Resume the article on creators' uses of stem separation, continuing it after its final sentence.

* Excerpt to read *

******************************

Five Ways Creators Can Use Stem Separation

Remove vocals for background music. Pull the vocal stem, solo everything else, and export the instrumental for use in videos. The result avoids creating music beds that trigger content ID systems, as long as the original track carries an appropriate license.
Sample isolated instruments. Extract a guitar, piano, or bass stem from a reference track and use it as a starting sample or compositional reference in a DAW. The isolation is not clean enough for commercial release without additional processing, but it accelerates arrangement work considerably.
Study a professional mix. Mute each stem one at a time and listen to how the track changes. This is one of the fastest methods to understand how a commercial release is layered, compressed, and spaced, without access to the original multitrack session files.
Create karaoke or practice versions. Separate the vocal stem and remove it from the mix, then export the instrumental via Export Mix. Useful for tutorial videos, cover recordings, or live performance backing tracks where you already have rights to the source material.
Recover a recording with a music bed baked in. If a podcast or interview recording has background music mixed in, separating the vocal stem can recover a usable version of the speech even when the result has some artifacts. It is a last-resort technique, not a substitute for clean source recording, but it works well enough in many cases.

******************************

Dataset entries
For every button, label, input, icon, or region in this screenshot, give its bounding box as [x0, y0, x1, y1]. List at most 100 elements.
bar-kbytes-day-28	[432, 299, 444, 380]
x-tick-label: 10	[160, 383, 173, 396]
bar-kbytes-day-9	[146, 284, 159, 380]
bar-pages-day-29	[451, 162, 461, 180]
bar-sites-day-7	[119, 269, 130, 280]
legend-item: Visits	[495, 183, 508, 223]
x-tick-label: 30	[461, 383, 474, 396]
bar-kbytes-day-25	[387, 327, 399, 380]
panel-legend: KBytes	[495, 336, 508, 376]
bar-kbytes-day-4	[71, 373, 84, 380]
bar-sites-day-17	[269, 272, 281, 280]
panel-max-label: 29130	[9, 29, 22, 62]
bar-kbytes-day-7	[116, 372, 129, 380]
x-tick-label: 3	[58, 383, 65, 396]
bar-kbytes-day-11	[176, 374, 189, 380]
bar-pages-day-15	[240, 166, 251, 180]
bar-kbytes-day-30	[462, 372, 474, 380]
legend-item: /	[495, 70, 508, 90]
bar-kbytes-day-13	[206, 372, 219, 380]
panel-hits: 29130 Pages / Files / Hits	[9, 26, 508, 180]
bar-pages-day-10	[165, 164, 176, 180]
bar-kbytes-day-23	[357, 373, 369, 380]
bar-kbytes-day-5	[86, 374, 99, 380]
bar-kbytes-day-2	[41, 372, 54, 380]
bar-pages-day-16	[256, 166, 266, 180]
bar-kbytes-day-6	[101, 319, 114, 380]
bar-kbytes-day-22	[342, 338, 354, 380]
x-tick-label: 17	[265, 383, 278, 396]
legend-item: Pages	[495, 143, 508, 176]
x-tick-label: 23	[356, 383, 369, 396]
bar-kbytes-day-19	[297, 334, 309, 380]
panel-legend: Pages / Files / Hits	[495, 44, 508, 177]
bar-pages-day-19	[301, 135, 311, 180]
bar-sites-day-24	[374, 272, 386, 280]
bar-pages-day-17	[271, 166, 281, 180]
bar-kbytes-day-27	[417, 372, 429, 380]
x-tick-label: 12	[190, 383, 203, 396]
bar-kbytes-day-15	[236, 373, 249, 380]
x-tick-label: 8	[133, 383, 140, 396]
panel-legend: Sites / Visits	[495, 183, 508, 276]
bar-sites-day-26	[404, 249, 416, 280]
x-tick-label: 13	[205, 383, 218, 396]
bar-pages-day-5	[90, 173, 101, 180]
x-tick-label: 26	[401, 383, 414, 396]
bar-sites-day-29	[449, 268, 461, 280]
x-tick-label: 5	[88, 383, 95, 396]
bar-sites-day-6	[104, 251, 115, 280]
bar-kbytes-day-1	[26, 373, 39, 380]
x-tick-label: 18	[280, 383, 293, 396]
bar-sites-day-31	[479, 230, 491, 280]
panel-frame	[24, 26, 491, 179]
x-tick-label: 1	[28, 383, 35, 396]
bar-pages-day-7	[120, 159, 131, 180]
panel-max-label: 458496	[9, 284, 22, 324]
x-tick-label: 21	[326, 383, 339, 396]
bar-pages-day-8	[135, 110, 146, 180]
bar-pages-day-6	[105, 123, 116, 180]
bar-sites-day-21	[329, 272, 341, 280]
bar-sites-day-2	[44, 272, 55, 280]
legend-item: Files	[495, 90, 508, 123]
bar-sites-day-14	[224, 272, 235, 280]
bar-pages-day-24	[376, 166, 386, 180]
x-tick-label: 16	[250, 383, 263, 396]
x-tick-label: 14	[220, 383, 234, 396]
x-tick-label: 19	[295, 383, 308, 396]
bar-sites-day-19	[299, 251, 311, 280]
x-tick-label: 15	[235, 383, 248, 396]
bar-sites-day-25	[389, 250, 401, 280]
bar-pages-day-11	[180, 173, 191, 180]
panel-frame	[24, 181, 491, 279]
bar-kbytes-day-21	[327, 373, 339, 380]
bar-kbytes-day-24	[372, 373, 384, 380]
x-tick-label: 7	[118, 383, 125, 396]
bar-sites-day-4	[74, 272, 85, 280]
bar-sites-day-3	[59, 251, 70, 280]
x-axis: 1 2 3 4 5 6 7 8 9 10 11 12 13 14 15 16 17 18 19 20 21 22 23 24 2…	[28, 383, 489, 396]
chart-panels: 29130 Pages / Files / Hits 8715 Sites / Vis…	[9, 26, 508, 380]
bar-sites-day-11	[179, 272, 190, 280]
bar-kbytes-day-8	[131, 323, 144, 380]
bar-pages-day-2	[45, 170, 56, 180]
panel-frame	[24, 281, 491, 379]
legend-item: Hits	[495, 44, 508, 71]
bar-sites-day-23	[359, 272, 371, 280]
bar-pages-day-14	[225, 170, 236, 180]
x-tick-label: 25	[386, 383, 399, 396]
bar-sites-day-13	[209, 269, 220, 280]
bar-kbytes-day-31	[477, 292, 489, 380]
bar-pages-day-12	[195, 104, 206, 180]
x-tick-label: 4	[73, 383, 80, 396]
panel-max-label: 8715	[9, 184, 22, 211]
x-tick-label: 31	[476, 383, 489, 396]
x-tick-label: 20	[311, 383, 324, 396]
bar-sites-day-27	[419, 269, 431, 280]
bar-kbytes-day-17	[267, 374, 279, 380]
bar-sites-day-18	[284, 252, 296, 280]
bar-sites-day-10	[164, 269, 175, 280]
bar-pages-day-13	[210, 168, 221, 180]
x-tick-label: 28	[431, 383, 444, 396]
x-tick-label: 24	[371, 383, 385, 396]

******************************

* Written response *
Related Tools for Audio Creators
Frequently Asked Questions
Does StemDeck need an internet connection?
No. Once installed and the Demucs model is downloaded on first run, StemDeck processes everything locally. The only feature requiring a connection is YouTube URL import, which uses yt-dlp to download audio before processing begins.
How accurate is the stem separation?
Quality depends on the source material. Acoustic recordings with clear instrument separation produce cleaner stems than dense electronic mixes with heavy compression and reverb. The Demucs htdemucs_6s model ranks among the top open-source separation models by standard benchmarks, but commercially trained models sometimes outperform it on challenging material.
Can I use StemDeck commercially?
The StemDeck software itself is Apache 2.0 licensed, which permits commercial use. Whether the stems you extract carry licensing restrictions depends entirely on the rights attached to your source audio, not on the tool. Only process content you own or that carries an appropriate license.
What GPU is needed for the Windows CUDA build?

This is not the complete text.